* **Work required**
Pick out each line of the records that includes the string "LIBERTAD", and copy it.

* **The data**
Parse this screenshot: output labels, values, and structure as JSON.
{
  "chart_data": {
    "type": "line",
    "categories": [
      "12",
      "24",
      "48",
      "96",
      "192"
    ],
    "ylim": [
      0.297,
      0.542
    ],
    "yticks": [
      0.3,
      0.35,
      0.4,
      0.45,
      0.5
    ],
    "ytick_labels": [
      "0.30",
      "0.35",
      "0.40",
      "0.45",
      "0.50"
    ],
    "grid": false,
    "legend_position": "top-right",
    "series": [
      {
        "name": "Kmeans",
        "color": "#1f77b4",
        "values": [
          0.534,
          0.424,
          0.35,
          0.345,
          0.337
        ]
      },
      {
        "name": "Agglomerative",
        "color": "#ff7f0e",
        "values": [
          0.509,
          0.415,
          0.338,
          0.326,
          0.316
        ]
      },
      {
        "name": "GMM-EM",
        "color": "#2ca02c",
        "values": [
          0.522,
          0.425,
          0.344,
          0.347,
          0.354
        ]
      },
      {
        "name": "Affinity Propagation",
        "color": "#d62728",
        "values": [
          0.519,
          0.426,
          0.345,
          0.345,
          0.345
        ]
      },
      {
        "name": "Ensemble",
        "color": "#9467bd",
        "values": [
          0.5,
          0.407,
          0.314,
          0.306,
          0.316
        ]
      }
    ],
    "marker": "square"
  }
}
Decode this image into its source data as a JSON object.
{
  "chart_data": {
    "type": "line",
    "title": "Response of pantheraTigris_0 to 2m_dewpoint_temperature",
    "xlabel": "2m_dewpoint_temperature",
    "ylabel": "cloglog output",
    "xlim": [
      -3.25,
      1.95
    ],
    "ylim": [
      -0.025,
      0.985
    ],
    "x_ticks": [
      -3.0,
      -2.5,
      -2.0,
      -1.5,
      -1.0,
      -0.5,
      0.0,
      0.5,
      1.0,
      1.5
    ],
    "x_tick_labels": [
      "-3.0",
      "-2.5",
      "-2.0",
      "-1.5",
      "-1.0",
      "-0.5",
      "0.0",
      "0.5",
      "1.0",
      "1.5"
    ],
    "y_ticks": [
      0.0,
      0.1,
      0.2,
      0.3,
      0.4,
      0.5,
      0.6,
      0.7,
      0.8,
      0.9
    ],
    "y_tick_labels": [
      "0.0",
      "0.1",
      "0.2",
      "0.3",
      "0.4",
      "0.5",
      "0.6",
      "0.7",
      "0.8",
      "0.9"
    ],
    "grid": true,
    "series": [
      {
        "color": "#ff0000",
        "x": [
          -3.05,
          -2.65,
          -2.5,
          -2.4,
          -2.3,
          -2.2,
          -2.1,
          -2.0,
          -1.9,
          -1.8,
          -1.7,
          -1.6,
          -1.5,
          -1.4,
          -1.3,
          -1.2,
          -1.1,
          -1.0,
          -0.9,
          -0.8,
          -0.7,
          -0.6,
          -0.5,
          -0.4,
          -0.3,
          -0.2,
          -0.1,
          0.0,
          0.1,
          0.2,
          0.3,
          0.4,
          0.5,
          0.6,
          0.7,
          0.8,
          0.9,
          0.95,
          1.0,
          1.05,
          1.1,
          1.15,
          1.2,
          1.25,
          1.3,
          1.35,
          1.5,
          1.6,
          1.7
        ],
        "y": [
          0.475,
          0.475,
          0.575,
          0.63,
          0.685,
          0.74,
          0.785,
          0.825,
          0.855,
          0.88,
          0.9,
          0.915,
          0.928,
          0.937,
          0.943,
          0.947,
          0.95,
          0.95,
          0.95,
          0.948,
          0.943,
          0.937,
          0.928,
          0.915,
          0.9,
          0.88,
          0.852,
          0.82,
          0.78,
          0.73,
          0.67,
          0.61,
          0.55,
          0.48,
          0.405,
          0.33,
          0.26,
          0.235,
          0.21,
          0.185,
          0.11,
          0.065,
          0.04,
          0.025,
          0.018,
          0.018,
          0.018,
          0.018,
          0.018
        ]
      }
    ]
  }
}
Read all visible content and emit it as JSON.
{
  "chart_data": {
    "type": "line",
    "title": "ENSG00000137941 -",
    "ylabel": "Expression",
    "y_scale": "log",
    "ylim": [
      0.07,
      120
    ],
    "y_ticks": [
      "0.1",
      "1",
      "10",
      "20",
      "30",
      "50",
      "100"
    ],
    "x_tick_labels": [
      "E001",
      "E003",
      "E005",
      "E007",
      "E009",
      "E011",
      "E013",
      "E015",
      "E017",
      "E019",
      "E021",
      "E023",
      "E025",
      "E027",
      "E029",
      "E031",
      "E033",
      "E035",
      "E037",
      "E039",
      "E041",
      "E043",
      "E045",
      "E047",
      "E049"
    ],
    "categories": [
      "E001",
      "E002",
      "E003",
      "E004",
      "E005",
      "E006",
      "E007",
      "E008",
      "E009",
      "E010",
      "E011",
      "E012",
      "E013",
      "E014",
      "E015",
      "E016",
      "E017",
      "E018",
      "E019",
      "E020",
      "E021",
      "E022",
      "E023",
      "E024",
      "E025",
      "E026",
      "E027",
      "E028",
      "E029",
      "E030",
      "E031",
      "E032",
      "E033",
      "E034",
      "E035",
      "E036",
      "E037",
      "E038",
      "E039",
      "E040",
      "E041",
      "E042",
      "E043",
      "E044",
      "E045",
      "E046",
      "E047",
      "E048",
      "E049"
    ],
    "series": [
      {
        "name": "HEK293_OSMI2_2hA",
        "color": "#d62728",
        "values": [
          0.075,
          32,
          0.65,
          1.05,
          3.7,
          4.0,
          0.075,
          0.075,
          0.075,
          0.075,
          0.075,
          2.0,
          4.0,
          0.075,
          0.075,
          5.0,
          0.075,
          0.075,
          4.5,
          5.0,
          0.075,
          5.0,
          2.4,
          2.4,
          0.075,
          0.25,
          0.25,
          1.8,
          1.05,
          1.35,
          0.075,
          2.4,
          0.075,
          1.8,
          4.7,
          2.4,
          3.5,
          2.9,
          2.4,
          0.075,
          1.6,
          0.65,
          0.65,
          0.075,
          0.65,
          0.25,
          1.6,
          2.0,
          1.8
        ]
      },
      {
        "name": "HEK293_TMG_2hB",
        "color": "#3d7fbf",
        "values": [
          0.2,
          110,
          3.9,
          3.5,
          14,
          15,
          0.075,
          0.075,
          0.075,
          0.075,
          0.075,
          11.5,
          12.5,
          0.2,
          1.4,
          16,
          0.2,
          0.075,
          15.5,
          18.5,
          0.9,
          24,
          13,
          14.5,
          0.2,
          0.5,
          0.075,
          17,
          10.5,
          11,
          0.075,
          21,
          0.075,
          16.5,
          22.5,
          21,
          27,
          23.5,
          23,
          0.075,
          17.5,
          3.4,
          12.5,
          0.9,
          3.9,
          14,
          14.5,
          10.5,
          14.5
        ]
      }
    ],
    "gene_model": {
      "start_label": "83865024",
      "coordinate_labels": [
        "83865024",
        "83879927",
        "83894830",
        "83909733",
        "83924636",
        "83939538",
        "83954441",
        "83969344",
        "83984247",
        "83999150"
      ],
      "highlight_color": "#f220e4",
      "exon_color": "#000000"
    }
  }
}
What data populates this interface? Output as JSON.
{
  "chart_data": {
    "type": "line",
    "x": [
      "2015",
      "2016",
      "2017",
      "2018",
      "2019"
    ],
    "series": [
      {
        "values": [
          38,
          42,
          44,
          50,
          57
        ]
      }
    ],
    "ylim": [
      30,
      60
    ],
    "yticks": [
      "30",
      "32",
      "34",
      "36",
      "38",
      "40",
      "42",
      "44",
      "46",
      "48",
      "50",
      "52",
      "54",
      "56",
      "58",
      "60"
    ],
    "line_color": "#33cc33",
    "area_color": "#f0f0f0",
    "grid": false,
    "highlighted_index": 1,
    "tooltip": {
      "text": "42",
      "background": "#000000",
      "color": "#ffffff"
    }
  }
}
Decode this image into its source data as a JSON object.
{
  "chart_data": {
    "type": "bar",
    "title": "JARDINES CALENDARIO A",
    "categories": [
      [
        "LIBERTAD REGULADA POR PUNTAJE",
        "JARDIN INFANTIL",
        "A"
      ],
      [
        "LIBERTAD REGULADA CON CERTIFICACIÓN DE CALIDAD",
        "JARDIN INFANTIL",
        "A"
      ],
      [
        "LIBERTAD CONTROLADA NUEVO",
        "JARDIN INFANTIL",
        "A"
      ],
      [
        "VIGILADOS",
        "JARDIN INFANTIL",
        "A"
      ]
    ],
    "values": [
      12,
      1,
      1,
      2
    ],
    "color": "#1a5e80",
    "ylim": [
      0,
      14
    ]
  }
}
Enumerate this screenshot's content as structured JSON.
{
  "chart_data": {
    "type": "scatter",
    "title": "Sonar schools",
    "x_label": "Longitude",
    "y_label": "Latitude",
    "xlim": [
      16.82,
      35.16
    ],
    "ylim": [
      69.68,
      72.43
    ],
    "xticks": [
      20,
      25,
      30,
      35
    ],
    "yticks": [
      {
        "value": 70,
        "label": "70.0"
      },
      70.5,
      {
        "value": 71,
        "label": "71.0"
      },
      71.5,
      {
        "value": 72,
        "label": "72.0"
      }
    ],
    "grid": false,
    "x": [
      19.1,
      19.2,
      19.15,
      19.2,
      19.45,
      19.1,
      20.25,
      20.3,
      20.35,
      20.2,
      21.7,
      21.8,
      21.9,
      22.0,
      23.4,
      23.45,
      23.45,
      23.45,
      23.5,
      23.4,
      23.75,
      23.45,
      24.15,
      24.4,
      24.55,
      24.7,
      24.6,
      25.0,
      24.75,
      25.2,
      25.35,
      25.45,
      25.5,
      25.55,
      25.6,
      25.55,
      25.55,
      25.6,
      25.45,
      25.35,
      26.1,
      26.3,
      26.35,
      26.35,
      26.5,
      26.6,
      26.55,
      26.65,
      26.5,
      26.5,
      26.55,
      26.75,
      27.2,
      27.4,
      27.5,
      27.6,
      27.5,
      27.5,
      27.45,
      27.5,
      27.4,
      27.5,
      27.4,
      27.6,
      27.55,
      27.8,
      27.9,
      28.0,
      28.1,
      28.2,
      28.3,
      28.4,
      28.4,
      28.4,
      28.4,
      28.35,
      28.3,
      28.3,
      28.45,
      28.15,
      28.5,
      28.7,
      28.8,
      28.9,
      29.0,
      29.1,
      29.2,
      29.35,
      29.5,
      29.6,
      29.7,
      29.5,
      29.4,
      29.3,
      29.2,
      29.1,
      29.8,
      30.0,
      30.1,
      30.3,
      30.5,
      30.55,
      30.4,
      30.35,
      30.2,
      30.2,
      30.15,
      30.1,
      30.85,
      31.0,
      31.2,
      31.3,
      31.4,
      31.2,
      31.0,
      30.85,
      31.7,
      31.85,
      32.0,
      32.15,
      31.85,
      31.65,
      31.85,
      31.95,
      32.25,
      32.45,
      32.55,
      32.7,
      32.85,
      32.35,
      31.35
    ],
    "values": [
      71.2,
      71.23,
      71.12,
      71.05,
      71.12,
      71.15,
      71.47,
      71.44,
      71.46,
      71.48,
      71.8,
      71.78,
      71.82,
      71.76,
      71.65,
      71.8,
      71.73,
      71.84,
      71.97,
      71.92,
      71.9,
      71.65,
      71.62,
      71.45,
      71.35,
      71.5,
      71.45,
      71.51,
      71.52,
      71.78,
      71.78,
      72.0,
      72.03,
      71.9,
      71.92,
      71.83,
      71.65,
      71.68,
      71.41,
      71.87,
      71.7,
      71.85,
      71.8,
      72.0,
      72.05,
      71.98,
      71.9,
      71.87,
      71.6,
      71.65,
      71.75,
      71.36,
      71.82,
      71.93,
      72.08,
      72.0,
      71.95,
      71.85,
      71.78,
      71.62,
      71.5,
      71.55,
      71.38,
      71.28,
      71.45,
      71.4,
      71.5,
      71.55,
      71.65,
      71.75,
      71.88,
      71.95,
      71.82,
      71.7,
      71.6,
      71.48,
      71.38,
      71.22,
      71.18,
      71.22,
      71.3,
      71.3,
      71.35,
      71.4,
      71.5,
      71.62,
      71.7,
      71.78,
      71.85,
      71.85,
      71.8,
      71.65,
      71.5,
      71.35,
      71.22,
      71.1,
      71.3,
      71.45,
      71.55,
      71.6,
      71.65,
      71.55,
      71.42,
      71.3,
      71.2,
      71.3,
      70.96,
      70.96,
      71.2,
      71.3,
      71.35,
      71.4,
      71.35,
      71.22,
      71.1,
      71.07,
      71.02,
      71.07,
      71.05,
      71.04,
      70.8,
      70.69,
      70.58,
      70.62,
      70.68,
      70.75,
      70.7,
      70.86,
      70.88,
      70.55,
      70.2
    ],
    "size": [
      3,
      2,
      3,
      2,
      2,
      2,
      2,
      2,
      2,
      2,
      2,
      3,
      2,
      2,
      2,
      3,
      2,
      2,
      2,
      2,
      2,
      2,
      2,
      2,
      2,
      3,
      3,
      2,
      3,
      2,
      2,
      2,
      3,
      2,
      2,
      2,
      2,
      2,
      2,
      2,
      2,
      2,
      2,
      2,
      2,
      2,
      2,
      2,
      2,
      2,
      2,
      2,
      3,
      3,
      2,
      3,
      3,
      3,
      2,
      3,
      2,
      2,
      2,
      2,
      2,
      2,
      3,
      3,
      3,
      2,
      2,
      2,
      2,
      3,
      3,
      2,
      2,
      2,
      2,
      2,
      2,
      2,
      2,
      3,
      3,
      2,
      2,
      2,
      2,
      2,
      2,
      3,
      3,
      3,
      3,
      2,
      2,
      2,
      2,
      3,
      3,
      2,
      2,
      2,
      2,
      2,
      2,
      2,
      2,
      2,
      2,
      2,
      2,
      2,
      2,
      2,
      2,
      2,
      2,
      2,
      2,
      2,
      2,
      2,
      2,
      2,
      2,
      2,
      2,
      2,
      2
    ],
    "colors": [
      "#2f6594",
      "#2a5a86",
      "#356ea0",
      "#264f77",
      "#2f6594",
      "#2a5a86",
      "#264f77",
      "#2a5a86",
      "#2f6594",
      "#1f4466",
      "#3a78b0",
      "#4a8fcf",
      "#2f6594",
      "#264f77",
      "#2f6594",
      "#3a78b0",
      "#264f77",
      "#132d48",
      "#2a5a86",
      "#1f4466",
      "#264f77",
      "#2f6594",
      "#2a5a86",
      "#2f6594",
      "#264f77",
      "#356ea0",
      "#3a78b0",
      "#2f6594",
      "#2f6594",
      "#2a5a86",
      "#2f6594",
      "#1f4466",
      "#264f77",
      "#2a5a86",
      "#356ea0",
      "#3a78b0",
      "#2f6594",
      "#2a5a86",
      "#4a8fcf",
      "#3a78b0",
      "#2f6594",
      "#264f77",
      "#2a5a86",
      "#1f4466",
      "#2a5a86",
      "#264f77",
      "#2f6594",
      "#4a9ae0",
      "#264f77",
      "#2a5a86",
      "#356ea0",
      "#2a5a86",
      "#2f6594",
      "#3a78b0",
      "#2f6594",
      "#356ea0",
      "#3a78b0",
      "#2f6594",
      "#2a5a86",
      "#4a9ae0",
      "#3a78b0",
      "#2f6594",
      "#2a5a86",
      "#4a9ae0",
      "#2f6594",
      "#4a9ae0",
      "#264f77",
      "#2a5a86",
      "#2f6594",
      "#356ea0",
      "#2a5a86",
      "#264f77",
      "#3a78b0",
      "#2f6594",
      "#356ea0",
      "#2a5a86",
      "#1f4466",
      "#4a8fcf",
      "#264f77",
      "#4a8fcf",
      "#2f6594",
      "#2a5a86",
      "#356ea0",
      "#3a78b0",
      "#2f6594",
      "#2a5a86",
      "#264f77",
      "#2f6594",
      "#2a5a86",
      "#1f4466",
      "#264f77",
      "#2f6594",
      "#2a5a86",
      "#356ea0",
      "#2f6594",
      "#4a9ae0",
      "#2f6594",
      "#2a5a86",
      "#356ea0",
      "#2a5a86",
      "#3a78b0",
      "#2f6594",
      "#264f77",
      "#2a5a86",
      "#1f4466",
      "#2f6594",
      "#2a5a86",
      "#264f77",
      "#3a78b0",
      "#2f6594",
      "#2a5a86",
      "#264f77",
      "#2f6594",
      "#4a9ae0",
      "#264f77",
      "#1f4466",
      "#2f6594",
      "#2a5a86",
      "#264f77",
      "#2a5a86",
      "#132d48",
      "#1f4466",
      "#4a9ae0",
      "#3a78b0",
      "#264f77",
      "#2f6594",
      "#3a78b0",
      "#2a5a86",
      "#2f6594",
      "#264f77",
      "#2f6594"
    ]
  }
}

* **Answer below**
        "LIBERTAD REGULADA POR PUNTAJE",
        "LIBERTAD REGULADA CON CERTIFICACIÓN DE CALIDAD",
        "LIBERTAD CONTROLADA NUEVO",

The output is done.